(Stored records)
·····
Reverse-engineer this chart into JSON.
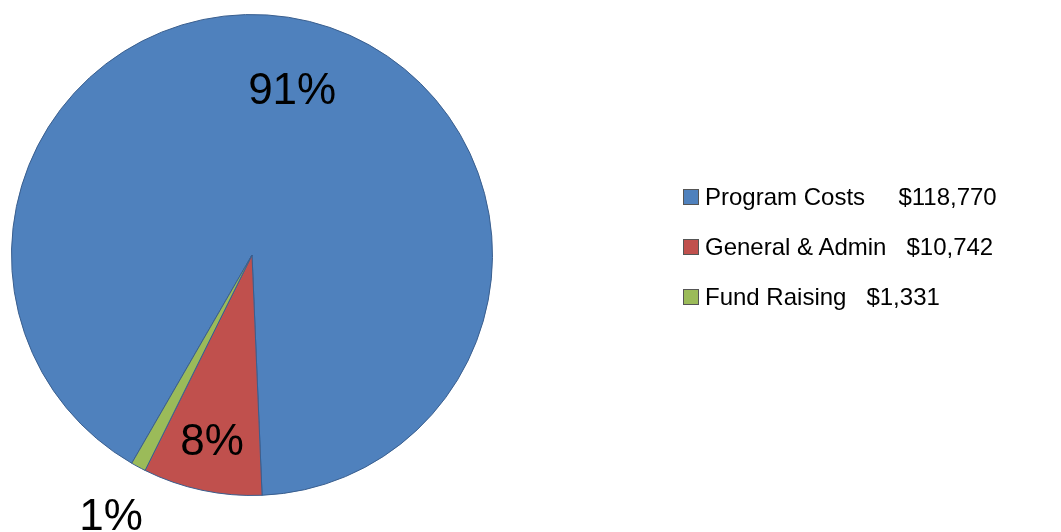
{
  "chart_data": {
    "type": "pie",
    "categories": [
      "Program Costs     $118,770",
      "General & Admin   $10,742",
      "Fund Raising   $1,331"
    ],
    "values": [
      91,
      8,
      1
    ],
    "colors": [
      "#4f81bd",
      "#c0504d",
      "#9bbb59"
    ],
    "value_labels": [
      "91%",
      "8%",
      "1%"
    ],
    "legend": "right"
  }
}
·····
- **PROBLEM**:
Copy the material above exactly and drop the pictures.

- **THE RESPONSE**:
Reverse-engineer this chart into JSON.
{
  "chart_data": {
    "type": "pie",
    "categories": [
      "Program Costs     $118,770",
      "General & Admin   $10,742",
      "Fund Raising   $1,331"
    ],
    "values": [
      91,
      8,
      1
    ],
    "colors": [
      "#4f81bd",
      "#c0504d",
      "#9bbb59"
    ],
    "value_labels": [
      "91%",
      "8%",
      "1%"
    ],
    "legend": "right"
  }
}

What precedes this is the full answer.